--- Start DATA PROVIDED ---

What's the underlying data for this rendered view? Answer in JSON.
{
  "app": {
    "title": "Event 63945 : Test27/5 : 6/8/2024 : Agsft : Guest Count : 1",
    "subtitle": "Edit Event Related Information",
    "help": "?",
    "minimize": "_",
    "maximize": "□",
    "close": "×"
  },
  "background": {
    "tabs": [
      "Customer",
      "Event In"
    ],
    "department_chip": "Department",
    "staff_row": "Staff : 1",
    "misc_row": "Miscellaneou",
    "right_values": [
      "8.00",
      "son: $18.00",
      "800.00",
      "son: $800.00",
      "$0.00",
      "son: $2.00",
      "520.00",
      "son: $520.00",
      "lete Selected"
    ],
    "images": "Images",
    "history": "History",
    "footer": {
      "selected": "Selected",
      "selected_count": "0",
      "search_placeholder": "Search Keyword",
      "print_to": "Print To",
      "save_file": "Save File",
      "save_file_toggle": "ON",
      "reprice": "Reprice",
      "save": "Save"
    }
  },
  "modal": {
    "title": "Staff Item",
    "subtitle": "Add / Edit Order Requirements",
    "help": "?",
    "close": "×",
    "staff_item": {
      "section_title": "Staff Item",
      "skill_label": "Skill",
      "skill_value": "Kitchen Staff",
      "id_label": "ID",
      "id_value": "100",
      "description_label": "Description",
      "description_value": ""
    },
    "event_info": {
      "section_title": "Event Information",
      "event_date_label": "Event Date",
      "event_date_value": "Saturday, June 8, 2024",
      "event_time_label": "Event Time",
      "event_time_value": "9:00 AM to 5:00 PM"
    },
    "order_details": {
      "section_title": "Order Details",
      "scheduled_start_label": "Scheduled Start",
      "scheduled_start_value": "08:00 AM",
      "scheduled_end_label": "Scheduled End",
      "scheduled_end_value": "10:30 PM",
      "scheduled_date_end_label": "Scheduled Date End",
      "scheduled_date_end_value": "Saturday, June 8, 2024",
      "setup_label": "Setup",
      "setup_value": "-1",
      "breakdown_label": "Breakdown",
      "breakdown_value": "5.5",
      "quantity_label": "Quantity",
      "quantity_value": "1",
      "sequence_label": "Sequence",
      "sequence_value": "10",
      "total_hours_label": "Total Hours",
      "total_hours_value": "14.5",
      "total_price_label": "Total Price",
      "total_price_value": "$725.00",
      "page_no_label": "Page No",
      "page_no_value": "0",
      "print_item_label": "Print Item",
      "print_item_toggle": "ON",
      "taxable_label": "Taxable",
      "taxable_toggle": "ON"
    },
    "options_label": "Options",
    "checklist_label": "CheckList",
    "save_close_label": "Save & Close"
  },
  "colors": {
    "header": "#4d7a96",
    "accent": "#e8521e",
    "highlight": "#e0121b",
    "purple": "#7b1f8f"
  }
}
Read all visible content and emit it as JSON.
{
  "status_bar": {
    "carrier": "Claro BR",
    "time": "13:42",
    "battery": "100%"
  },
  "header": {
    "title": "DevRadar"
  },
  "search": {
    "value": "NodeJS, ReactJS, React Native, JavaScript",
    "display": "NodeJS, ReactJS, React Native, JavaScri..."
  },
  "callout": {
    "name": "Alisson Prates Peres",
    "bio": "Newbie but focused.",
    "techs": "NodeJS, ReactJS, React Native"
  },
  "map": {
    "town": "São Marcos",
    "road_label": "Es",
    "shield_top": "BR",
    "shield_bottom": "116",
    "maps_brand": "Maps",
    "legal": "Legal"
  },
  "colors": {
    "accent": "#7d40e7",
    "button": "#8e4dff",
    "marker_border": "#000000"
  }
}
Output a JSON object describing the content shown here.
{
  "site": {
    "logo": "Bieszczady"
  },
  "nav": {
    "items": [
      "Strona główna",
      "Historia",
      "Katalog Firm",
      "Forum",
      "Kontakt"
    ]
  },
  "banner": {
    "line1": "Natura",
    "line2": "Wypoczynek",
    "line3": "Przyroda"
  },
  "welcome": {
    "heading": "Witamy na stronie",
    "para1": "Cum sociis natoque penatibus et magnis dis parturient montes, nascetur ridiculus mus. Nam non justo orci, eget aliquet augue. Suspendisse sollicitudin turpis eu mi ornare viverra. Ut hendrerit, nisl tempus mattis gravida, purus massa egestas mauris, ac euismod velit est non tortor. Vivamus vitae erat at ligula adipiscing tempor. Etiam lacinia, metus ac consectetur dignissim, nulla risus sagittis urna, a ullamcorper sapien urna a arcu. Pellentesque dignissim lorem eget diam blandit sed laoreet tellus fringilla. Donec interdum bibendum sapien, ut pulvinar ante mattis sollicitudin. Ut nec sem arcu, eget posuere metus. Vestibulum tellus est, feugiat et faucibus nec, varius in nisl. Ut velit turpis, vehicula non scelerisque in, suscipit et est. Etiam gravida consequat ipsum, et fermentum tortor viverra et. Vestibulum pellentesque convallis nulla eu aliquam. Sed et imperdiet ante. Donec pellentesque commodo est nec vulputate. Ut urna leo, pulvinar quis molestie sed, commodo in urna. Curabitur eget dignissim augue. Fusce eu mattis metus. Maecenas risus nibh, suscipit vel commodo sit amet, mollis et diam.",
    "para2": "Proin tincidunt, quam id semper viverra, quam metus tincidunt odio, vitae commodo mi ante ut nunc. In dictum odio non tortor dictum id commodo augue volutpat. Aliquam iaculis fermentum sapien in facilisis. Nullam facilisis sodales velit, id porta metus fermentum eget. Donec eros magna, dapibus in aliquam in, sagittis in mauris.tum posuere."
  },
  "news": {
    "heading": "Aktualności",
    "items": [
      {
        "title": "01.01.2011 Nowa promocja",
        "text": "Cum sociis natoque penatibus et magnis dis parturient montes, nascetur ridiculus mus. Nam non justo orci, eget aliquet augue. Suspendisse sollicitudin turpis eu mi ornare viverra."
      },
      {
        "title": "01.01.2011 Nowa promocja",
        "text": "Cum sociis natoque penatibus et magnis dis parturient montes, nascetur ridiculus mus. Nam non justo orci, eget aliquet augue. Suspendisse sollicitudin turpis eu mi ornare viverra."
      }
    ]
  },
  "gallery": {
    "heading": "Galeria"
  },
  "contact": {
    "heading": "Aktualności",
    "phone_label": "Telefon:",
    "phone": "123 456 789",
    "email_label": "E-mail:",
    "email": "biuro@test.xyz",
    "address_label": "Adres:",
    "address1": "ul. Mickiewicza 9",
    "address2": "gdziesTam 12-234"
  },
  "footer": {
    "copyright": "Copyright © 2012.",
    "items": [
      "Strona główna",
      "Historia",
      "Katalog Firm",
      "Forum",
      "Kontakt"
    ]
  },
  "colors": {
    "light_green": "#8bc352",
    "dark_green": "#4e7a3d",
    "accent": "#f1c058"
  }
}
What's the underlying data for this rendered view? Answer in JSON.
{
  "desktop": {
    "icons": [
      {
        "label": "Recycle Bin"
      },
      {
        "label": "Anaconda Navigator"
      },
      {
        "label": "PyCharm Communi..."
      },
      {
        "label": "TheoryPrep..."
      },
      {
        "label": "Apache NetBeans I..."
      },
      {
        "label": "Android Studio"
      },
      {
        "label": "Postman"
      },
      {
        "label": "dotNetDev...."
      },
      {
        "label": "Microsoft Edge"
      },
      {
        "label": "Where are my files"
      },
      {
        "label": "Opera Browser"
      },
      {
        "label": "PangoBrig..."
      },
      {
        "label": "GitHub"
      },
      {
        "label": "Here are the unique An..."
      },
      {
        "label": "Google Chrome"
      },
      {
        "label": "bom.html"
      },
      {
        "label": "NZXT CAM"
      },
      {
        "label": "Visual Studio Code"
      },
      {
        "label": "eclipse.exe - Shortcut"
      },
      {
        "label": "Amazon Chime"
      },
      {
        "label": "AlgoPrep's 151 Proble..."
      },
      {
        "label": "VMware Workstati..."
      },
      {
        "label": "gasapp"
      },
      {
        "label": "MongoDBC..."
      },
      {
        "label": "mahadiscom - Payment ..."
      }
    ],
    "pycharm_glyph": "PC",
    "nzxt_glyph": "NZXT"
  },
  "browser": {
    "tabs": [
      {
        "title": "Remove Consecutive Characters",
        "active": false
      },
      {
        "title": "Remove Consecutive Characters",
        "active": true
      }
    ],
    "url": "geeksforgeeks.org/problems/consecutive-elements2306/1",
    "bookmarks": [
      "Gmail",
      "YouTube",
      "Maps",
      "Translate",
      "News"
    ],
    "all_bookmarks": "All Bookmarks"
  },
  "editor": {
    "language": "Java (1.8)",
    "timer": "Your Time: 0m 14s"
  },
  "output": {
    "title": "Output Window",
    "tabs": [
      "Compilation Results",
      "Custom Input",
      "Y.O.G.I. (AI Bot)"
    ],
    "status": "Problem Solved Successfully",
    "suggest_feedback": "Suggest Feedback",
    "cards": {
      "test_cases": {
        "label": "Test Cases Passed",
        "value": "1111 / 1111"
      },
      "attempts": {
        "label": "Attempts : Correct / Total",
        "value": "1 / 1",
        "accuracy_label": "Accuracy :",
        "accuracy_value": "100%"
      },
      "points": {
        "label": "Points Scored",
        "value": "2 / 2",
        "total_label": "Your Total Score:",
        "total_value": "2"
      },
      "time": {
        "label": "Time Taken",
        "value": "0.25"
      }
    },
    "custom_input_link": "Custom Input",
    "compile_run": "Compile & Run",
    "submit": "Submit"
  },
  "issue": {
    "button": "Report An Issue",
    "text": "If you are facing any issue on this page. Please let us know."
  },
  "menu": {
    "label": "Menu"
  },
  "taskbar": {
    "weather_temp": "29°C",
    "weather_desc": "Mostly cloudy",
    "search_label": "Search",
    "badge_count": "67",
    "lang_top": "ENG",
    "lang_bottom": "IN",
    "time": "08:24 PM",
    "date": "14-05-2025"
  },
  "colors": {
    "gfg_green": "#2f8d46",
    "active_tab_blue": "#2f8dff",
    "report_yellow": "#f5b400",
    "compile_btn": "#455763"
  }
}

--- End DATA PROVIDED ---

STATED TASK: State how many lines of the listing include the word "June". Reply with the number alone.

RESPONSE BELOW: 2